Exercise objective
Pick every line with "text" from the material below.
## begin
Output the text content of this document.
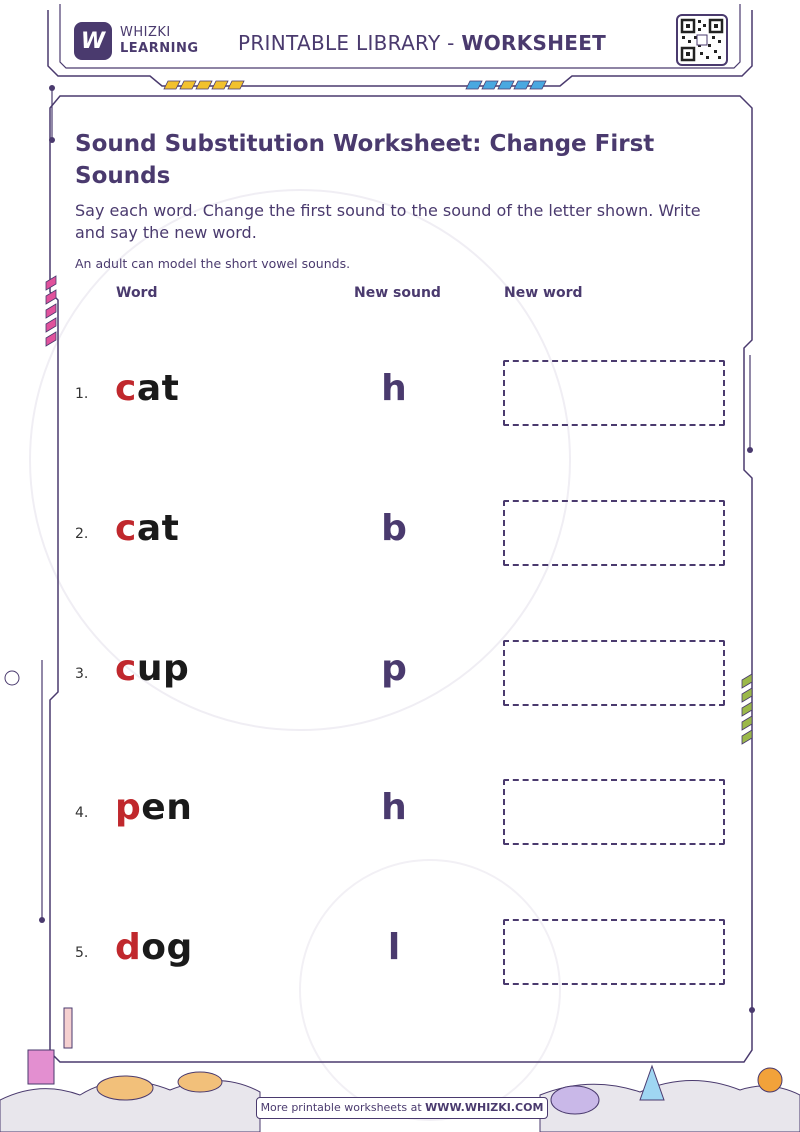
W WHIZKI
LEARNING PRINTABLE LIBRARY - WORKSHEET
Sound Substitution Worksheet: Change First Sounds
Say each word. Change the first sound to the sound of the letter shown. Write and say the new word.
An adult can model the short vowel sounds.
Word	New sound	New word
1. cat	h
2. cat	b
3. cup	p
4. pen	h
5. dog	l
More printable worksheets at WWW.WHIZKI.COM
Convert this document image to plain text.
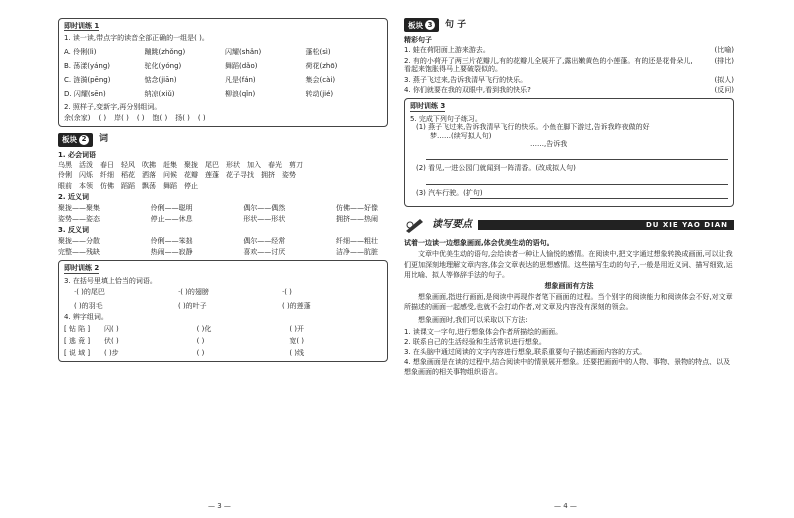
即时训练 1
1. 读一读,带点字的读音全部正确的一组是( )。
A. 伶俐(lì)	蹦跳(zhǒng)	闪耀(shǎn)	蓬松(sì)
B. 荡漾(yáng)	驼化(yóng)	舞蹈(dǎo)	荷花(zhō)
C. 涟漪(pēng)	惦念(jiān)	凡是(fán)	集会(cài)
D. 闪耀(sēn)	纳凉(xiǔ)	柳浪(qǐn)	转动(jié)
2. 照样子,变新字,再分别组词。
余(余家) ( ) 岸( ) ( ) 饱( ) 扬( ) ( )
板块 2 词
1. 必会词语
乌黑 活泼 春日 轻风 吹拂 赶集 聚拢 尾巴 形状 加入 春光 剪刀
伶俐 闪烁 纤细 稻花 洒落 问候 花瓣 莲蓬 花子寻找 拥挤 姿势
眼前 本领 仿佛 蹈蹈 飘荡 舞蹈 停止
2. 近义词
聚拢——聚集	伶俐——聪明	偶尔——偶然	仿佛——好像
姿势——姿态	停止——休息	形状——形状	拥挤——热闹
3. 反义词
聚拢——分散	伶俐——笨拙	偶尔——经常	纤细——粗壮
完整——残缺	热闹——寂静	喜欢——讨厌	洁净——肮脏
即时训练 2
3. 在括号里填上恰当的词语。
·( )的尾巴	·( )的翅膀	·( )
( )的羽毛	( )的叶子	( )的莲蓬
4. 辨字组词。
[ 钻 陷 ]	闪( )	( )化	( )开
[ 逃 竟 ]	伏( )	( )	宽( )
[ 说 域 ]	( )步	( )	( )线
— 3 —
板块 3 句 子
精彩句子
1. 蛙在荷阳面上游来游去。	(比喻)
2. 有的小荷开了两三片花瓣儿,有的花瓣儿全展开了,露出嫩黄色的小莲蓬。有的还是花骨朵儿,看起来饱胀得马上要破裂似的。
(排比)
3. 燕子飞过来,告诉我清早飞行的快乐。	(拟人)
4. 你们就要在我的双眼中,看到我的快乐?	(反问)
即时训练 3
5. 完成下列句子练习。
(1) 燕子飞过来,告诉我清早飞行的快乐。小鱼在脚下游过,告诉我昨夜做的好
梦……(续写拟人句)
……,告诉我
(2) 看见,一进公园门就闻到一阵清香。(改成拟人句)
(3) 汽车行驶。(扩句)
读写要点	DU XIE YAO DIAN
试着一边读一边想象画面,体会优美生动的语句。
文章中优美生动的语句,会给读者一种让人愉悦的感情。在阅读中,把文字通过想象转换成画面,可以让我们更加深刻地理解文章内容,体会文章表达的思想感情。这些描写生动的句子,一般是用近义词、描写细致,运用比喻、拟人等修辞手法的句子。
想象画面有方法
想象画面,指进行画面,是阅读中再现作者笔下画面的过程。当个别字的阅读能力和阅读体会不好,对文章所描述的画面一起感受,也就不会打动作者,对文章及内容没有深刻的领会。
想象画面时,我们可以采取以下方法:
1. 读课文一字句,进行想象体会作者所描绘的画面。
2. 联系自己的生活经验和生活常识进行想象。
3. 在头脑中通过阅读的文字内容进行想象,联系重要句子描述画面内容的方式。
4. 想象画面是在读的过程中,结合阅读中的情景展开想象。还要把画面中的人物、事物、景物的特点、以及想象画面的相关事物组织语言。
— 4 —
## end
Correct answer
Output the text content of this document.
Convert this document image to plain text.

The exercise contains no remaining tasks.